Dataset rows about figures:
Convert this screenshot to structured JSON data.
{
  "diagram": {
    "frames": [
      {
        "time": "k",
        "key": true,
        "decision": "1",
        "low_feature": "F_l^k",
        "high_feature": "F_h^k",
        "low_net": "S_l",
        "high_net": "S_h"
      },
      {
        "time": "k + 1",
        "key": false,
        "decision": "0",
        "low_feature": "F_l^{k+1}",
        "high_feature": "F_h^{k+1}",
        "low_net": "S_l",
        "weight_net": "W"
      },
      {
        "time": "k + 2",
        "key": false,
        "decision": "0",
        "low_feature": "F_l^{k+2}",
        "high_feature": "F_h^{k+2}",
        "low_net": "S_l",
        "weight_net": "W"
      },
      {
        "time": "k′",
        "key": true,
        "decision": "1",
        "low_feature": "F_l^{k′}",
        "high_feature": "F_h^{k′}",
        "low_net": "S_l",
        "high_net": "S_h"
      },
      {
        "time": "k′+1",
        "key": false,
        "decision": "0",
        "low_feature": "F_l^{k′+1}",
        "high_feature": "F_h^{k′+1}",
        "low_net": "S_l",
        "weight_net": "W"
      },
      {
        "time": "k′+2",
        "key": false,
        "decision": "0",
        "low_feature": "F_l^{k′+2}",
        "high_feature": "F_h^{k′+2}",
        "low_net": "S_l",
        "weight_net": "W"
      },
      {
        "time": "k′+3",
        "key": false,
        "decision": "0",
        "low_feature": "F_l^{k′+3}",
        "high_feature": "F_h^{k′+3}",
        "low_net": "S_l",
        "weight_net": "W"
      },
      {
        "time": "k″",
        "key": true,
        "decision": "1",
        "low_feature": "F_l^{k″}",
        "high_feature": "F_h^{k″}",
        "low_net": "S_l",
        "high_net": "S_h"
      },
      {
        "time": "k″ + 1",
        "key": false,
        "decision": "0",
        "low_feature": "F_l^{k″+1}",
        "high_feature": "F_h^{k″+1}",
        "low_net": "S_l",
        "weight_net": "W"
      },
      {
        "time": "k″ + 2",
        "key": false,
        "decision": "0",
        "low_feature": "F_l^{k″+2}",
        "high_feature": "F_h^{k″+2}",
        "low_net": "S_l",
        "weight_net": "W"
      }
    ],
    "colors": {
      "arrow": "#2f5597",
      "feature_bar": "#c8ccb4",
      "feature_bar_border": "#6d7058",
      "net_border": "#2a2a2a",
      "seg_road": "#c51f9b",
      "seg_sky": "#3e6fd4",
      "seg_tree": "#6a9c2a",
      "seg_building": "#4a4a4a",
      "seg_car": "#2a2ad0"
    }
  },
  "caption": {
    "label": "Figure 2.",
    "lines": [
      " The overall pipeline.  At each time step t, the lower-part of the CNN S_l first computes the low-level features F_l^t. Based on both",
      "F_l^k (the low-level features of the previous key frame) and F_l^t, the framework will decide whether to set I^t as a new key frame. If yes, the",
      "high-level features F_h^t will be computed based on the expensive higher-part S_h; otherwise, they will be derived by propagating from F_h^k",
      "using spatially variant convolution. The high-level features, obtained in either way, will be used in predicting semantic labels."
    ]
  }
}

• GOAL:
Extract, from the material above, each line holding the word "level".

• ANSWER TO THIS TASK:
      " The overall pipeline.  At each time step t, the lower-part of the CNN S_l first computes the low-level features F_l^t. Based on both",
      "F_l^k (the low-level features of the previous key frame) and F_l^t, the framework will decide whether to set I^t as a new key frame. If yes, the",
      "high-level features F_h^t will be computed based on the expensive higher-part S_h; otherwise, they will be derived by propagating from F_h^k",
      "using spatially variant convolution. The high-level features, obtained in either way, will be used in predicting semantic labels."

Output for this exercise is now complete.